>>>>>
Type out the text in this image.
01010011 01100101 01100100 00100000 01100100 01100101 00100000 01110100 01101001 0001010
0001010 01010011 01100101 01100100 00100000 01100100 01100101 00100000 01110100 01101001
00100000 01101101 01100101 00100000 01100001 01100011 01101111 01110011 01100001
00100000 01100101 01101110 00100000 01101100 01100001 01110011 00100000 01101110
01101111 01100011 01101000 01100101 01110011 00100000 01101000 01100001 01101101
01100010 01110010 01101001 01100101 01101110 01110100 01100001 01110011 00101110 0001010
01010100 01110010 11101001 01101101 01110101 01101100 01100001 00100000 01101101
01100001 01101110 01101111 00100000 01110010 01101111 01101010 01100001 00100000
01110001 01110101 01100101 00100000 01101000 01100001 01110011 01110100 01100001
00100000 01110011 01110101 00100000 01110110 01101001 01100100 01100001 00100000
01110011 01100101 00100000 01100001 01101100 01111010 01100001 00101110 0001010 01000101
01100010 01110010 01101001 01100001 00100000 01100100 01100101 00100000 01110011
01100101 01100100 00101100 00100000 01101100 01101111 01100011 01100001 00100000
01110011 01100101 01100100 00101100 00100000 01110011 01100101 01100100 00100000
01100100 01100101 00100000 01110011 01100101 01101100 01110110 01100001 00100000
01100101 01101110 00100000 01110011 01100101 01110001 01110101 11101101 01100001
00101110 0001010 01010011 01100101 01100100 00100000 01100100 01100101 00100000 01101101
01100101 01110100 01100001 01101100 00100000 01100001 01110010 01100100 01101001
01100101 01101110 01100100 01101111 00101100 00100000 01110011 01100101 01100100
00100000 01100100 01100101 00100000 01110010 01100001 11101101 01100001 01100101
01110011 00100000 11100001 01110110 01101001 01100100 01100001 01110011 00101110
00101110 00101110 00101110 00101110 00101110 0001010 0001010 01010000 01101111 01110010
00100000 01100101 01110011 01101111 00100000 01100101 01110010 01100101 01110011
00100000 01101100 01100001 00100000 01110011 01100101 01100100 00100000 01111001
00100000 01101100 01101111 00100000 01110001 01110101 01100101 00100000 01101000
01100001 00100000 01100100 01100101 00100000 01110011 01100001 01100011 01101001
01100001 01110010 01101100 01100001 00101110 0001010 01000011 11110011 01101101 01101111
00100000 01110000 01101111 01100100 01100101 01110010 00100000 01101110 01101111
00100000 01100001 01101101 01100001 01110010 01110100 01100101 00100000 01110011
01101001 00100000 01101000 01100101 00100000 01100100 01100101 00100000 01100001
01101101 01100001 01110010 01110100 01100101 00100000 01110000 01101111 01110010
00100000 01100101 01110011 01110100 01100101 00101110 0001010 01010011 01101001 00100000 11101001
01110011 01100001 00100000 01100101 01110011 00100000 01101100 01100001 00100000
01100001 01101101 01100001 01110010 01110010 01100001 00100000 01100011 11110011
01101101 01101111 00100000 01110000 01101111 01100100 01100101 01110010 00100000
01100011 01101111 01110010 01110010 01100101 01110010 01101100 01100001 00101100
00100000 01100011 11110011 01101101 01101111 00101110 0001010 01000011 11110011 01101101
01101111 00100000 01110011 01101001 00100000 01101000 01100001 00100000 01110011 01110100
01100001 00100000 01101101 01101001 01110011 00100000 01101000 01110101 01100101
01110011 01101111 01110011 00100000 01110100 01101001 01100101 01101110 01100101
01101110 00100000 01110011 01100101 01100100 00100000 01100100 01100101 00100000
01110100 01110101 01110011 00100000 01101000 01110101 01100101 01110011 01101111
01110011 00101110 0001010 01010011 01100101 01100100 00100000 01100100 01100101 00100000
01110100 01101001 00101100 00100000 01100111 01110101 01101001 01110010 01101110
<<<<<
**GIVEN EXERCISE**
Please quote the records above exactly, without skipping a line.

**RIGHT ANSWER**
Type out the text in this image.
01010011 01100101 01100100 00100000 01100100 01100101 00100000 01110100 01101001 0001010
0001010 01010011 01100101 01100100 00100000 01100100 01100101 00100000 01110100 01101001
00100000 01101101 01100101 00100000 01100001 01100011 01101111 01110011 01100001
00100000 01100101 01101110 00100000 01101100 01100001 01110011 00100000 01101110
01101111 01100011 01101000 01100101 01110011 00100000 01101000 01100001 01101101
01100010 01110010 01101001 01100101 01101110 01110100 01100001 01110011 00101110 0001010
01010100 01110010 11101001 01101101 01110101 01101100 01100001 00100000 01101101
01100001 01101110 01101111 00100000 01110010 01101111 01101010 01100001 00100000
01110001 01110101 01100101 00100000 01101000 01100001 01110011 01110100 01100001
00100000 01110011 01110101 00100000 01110110 01101001 01100100 01100001 00100000
01110011 01100101 00100000 01100001 01101100 01111010 01100001 00101110 0001010 01000101
01100010 01110010 01101001 01100001 00100000 01100100 01100101 00100000 01110011
01100101 01100100 00101100 00100000 01101100 01101111 01100011 01100001 00100000
01110011 01100101 01100100 00101100 00100000 01110011 01100101 01100100 00100000
01100100 01100101 00100000 01110011 01100101 01101100 01110110 01100001 00100000
01100101 01101110 00100000 01110011 01100101 01110001 01110101 11101101 01100001
00101110 0001010 01010011 01100101 01100100 00100000 01100100 01100101 00100000 01101101
01100101 01110100 01100001 01101100 00100000 01100001 01110010 01100100 01101001
01100101 01101110 01100100 01101111 00101100 00100000 01110011 01100101 01100100
00100000 01100100 01100101 00100000 01110010 01100001 11101101 01100001 01100101
01110011 00100000 11100001 01110110 01101001 01100100 01100001 01110011 00101110
00101110 00101110 00101110 00101110 00101110 0001010 0001010 01010000 01101111 01110010
00100000 01100101 01110011 01101111 00100000 01100101 01110010 01100101 01110011
00100000 01101100 01100001 00100000 01110011 01100101 01100100 00100000 01111001
00100000 01101100 01101111 00100000 01110001 01110101 01100101 00100000 01101000
01100001 00100000 01100100 01100101 00100000 01110011 01100001 01100011 01101001
01100001 01110010 01101100 01100001 00101110 0001010 01000011 11110011 01101101 01101111
00100000 01110000 01101111 01100100 01100101 01110010 00100000 01101110 01101111
00100000 01100001 01101101 01100001 01110010 01110100 01100101 00100000 01110011
01101001 00100000 01101000 01100101 00100000 01100100 01100101 00100000 01100001
01101101 01100001 01110010 01110100 01100101 00100000 01110000 01101111 01110010
00100000 01100101 01110011 01110100 01100101 00101110 0001010 01010011 01101001 00100000 11101001
01110011 01100001 00100000 01100101 01110011 00100000 01101100 01100001 00100000
01100001 01101101 01100001 01110010 01110010 01100001 00100000 01100011 11110011
01101101 01101111 00100000 01110000 01101111 01100100 01100101 01110010 00100000
01100011 01101111 01110010 01110010 01100101 01110010 01101100 01100001 00101100
00100000 01100011 11110011 01101101 01101111 00101110 0001010 01000011 11110011 01101101
01101111 00100000 01110011 01101001 00100000 01101000 01100001 00100000 01110011 01110100
01100001 00100000 01101101 01101001 01110011 00100000 01101000 01110101 01100101
01110011 01101111 01110011 00100000 01110100 01101001 01100101 01101110 01100101
01101110 00100000 01110011 01100101 01100100 00100000 01100100 01100101 00100000
01110100 01110101 01110011 00100000 01101000 01110101 01100101 01110011 01101111
01110011 00101110 0001010 01010011 01100101 01100100 00100000 01100100 01100101 00100000
01110100 01101001 00101100 00100000 01100111 01110101 01101001 01110010 01101110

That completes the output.